Challenge: Below is a block of records. Copy every line in it that contains the word "远洋梭子蟹".

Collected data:

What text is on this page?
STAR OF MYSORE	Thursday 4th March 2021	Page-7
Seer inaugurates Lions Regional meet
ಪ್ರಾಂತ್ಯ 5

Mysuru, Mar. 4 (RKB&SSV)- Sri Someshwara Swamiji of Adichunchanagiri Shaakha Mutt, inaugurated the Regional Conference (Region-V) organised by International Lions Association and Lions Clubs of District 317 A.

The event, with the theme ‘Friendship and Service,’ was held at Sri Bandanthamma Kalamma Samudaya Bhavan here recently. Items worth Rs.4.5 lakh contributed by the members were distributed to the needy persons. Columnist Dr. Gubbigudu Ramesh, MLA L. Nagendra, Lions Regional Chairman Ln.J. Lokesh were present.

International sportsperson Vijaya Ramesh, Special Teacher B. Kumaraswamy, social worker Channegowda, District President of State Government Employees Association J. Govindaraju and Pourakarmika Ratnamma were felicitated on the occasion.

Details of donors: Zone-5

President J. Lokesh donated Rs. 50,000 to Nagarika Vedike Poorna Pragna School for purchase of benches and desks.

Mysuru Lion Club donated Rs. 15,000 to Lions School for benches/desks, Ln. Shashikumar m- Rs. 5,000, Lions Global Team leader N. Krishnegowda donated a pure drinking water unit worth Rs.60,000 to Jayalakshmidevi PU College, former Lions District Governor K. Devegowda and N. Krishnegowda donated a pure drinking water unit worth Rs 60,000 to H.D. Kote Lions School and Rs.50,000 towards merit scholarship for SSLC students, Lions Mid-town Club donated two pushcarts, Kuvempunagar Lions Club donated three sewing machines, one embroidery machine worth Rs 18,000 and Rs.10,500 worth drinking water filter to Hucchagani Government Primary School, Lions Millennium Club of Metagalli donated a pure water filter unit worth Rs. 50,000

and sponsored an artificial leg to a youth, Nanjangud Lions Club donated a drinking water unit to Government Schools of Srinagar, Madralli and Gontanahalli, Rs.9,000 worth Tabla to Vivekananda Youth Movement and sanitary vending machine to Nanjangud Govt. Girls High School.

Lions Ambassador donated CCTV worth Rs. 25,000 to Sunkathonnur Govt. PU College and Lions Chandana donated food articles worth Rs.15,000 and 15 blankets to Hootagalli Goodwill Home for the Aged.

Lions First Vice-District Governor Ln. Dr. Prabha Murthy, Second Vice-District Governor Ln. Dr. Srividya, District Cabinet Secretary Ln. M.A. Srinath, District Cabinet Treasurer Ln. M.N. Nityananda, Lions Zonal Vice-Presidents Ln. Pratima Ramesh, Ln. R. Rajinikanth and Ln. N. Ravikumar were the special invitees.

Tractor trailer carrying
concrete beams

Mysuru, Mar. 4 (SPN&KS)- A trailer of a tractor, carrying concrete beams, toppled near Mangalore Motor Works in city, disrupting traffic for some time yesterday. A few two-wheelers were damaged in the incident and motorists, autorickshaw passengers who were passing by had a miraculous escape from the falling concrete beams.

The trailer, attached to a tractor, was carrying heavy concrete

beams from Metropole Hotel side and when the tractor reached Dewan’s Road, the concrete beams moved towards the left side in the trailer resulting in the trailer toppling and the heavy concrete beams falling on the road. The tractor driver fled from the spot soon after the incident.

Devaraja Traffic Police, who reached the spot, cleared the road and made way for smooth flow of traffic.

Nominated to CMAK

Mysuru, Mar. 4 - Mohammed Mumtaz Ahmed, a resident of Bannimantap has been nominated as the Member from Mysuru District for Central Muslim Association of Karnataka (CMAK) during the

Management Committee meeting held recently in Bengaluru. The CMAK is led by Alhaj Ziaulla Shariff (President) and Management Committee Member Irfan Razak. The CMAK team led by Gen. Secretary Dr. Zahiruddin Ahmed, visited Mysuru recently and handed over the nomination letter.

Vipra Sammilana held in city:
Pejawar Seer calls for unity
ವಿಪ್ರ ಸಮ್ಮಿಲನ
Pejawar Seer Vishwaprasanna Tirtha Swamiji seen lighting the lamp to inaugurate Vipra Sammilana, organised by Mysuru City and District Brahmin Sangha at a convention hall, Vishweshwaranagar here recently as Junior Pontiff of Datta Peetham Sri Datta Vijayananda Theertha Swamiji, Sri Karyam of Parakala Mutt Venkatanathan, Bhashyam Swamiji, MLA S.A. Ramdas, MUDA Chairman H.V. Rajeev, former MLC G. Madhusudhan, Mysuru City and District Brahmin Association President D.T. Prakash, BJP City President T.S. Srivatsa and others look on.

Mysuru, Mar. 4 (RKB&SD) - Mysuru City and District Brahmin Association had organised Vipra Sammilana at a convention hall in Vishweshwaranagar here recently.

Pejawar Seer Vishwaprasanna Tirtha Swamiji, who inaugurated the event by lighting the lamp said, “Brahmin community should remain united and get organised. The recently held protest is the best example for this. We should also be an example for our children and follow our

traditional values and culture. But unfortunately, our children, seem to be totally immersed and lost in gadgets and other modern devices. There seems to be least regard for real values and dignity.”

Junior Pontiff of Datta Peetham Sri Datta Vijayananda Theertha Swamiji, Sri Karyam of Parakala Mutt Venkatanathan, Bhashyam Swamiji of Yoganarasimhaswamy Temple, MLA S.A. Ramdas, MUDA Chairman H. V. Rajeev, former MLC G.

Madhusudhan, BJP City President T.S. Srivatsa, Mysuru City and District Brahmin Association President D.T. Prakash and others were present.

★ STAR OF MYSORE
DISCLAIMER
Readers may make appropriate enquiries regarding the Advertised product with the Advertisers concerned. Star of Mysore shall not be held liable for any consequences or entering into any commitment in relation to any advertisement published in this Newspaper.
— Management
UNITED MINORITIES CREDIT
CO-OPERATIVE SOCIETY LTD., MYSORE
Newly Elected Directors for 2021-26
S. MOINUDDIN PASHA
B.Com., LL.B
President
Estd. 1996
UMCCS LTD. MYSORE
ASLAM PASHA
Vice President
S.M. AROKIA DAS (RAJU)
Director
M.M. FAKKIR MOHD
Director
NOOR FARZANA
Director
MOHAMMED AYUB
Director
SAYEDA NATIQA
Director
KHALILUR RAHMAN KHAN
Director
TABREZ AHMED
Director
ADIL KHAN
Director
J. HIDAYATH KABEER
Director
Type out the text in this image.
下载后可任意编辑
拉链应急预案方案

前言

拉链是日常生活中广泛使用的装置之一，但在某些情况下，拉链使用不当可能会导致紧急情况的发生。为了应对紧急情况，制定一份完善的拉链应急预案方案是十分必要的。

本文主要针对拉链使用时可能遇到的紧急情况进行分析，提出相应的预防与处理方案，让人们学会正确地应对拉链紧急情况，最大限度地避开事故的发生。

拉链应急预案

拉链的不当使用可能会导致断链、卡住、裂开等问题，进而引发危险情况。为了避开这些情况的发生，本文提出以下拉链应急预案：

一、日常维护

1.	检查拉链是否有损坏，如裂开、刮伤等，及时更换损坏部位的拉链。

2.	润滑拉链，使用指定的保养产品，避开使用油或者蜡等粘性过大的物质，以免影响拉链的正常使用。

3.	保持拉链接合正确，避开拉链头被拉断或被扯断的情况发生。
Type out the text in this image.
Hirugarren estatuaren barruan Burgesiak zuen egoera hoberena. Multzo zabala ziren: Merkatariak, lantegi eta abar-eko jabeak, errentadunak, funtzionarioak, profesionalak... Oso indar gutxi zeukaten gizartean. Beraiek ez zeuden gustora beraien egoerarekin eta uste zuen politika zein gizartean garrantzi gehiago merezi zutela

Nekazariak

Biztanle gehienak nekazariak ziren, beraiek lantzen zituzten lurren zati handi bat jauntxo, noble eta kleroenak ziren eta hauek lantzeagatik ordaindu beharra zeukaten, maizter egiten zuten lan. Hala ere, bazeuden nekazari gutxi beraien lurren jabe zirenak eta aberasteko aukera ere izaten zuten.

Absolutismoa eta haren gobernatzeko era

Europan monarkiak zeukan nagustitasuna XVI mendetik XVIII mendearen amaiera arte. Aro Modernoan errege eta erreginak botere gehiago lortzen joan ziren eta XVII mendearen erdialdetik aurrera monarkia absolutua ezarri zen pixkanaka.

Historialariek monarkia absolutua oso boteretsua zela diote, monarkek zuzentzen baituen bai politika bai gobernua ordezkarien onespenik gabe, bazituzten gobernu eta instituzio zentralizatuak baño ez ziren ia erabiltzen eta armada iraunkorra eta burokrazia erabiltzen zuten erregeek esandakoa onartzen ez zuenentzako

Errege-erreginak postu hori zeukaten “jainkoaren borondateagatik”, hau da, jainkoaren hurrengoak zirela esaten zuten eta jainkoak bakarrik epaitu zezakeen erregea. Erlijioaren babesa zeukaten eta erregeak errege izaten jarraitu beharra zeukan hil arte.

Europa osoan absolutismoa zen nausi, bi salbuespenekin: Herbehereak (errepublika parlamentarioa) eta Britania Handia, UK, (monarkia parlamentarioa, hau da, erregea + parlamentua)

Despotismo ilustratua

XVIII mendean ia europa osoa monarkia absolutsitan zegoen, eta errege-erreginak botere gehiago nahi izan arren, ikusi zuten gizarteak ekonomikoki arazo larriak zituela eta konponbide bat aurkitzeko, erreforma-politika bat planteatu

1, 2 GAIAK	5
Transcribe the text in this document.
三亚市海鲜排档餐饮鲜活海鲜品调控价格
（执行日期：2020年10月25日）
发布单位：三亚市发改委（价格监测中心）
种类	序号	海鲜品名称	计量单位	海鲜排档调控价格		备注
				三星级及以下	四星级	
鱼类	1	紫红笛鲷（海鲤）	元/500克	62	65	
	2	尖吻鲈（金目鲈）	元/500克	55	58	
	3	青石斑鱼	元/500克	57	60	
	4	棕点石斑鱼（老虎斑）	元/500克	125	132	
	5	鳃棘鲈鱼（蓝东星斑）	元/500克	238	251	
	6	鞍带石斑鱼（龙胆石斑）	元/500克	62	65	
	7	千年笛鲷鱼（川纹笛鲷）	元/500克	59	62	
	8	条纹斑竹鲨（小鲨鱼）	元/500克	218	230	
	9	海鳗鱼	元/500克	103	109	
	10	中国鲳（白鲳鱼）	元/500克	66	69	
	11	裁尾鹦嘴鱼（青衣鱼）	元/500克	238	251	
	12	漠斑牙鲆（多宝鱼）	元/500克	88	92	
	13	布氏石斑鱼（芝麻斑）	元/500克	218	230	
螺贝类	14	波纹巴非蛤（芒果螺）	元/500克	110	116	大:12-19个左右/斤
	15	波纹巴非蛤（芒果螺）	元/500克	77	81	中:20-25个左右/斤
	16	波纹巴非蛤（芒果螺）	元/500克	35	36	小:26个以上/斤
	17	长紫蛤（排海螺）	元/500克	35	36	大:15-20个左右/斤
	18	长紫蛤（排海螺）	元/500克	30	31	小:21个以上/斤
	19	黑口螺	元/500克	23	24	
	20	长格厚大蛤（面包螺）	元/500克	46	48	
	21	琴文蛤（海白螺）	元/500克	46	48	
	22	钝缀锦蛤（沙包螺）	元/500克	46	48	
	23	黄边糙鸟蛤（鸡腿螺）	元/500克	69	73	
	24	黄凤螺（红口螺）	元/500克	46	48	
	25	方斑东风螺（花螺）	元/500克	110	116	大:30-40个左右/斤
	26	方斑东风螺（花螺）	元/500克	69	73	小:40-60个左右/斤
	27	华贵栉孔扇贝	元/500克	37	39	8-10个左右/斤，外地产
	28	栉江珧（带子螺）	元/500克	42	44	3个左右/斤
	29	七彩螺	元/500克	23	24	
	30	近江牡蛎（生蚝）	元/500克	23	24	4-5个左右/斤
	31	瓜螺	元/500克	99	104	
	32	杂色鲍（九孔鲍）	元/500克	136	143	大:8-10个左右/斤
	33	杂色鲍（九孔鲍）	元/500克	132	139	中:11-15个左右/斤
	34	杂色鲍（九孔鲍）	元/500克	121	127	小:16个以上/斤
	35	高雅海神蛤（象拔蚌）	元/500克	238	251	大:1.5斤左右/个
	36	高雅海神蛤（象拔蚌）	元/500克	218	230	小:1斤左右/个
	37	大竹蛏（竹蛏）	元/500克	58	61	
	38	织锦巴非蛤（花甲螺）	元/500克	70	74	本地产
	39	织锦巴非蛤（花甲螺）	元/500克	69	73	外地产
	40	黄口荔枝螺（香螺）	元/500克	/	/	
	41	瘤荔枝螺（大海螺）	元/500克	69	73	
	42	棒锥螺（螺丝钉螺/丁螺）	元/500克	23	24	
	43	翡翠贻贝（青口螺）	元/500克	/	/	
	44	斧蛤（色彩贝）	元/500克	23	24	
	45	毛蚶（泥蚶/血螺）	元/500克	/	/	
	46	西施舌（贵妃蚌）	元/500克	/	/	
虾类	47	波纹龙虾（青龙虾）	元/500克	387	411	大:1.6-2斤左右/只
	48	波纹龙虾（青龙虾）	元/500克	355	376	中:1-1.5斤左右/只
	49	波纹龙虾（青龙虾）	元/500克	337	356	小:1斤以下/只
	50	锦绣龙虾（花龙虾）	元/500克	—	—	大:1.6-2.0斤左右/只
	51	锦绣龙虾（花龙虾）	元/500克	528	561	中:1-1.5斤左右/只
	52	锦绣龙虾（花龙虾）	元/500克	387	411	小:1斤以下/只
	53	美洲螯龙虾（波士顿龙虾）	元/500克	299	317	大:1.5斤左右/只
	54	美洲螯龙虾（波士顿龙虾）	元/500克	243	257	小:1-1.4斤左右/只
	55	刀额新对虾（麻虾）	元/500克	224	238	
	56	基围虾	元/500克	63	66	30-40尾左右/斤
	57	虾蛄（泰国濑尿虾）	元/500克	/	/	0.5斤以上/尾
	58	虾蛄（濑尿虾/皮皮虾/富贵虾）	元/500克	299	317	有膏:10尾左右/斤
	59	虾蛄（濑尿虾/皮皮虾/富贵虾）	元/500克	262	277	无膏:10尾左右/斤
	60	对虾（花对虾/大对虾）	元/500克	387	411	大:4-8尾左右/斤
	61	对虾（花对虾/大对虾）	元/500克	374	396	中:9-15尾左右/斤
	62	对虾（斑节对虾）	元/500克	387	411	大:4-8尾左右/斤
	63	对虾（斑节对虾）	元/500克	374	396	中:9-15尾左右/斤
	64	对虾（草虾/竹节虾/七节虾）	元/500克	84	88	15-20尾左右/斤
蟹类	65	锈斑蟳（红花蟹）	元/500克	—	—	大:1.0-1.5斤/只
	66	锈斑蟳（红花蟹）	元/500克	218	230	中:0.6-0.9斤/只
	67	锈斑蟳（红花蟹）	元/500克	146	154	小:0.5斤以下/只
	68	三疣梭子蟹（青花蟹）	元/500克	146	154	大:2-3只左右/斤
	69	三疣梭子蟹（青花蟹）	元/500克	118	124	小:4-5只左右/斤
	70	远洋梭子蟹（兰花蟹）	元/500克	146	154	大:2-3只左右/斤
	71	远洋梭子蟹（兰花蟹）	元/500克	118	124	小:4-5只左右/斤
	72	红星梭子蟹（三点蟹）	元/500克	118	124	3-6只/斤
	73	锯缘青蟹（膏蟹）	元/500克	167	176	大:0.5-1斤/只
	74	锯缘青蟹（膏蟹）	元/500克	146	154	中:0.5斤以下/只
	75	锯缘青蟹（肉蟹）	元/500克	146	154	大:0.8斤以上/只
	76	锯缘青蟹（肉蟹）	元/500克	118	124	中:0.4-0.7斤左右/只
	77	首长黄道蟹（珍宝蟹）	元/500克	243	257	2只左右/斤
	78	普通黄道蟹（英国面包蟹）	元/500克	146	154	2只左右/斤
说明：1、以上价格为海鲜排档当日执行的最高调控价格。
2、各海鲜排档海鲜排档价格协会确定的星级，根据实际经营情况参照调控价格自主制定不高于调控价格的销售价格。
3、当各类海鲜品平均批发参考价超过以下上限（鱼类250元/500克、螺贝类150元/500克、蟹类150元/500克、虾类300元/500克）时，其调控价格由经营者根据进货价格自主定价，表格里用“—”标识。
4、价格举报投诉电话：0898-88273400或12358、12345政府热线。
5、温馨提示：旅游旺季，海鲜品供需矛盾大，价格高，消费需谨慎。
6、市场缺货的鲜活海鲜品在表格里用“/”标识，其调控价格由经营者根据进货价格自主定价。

Response:
	70	远洋梭子蟹（兰花蟹）	元/500克	146	154	大:2-3只左右/斤
	71	远洋梭子蟹（兰花蟹）	元/500克	118	124	小:4-5只左右/斤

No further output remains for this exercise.